All of the data must be printed exactly; please include every line.

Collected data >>
= = = = =

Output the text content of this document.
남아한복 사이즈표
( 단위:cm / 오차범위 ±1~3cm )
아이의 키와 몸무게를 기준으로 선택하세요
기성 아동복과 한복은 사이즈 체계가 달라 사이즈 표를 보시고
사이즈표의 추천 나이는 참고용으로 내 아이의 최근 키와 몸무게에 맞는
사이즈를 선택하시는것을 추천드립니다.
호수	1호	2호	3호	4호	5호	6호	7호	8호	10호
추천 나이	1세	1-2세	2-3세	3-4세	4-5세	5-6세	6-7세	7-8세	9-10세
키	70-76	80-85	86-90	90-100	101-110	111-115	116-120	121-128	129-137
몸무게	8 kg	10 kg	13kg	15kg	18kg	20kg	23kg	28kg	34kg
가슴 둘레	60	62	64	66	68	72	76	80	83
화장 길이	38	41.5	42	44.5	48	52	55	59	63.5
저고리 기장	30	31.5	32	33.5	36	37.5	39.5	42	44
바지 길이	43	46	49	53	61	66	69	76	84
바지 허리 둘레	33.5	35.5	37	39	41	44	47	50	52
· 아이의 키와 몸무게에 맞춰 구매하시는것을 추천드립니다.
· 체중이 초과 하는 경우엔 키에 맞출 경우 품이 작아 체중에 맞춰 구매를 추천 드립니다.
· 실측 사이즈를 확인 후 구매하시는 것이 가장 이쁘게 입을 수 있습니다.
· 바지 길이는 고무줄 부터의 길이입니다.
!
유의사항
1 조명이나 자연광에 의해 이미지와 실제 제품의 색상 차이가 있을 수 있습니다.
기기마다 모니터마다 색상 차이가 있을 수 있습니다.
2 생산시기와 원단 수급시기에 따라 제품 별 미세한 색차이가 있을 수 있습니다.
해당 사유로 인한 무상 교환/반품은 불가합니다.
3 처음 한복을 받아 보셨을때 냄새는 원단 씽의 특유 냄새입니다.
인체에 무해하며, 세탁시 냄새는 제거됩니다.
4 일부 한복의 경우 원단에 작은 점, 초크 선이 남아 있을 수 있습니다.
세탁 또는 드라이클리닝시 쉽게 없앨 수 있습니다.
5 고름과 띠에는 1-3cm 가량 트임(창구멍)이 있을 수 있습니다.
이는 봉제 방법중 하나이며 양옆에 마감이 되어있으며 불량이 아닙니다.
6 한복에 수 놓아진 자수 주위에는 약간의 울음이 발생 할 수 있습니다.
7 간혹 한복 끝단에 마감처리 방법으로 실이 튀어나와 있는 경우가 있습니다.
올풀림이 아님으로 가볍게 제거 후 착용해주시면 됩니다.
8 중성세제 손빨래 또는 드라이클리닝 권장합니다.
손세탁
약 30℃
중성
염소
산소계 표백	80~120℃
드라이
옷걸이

= = = = =

EXERCISE RESPONSE >>
Output the text content of this document.
남아한복 사이즈표
( 단위:cm / 오차범위 ±1~3cm )
아이의 키와 몸무게를 기준으로 선택하세요
기성 아동복과 한복은 사이즈 체계가 달라 사이즈 표를 보시고
사이즈표의 추천 나이는 참고용으로 내 아이의 최근 키와 몸무게에 맞는
사이즈를 선택하시는것을 추천드립니다.
호수	1호	2호	3호	4호	5호	6호	7호	8호	10호
추천 나이	1세	1-2세	2-3세	3-4세	4-5세	5-6세	6-7세	7-8세	9-10세
키	70-76	80-85	86-90	90-100	101-110	111-115	116-120	121-128	129-137
몸무게	8 kg	10 kg	13kg	15kg	18kg	20kg	23kg	28kg	34kg
가슴 둘레	60	62	64	66	68	72	76	80	83
화장 길이	38	41.5	42	44.5	48	52	55	59	63.5
저고리 기장	30	31.5	32	33.5	36	37.5	39.5	42	44
바지 길이	43	46	49	53	61	66	69	76	84
바지 허리 둘레	33.5	35.5	37	39	41	44	47	50	52
· 아이의 키와 몸무게에 맞춰 구매하시는것을 추천드립니다.
· 체중이 초과 하는 경우엔 키에 맞출 경우 품이 작아 체중에 맞춰 구매를 추천 드립니다.
· 실측 사이즈를 확인 후 구매하시는 것이 가장 이쁘게 입을 수 있습니다.
· 바지 길이는 고무줄 부터의 길이입니다.
!
유의사항
1 조명이나 자연광에 의해 이미지와 실제 제품의 색상 차이가 있을 수 있습니다.
기기마다 모니터마다 색상 차이가 있을 수 있습니다.
2 생산시기와 원단 수급시기에 따라 제품 별 미세한 색차이가 있을 수 있습니다.
해당 사유로 인한 무상 교환/반품은 불가합니다.
3 처음 한복을 받아 보셨을때 냄새는 원단 씽의 특유 냄새입니다.
인체에 무해하며, 세탁시 냄새는 제거됩니다.
4 일부 한복의 경우 원단에 작은 점, 초크 선이 남아 있을 수 있습니다.
세탁 또는 드라이클리닝시 쉽게 없앨 수 있습니다.
5 고름과 띠에는 1-3cm 가량 트임(창구멍)이 있을 수 있습니다.
이는 봉제 방법중 하나이며 양옆에 마감이 되어있으며 불량이 아닙니다.
6 한복에 수 놓아진 자수 주위에는 약간의 울음이 발생 할 수 있습니다.
7 간혹 한복 끝단에 마감처리 방법으로 실이 튀어나와 있는 경우가 있습니다.
올풀림이 아님으로 가볍게 제거 후 착용해주시면 됩니다.
8 중성세제 손빨래 또는 드라이클리닝 권장합니다.
손세탁
약 30℃
중성
염소
산소계 표백	80~120℃
드라이
옷걸이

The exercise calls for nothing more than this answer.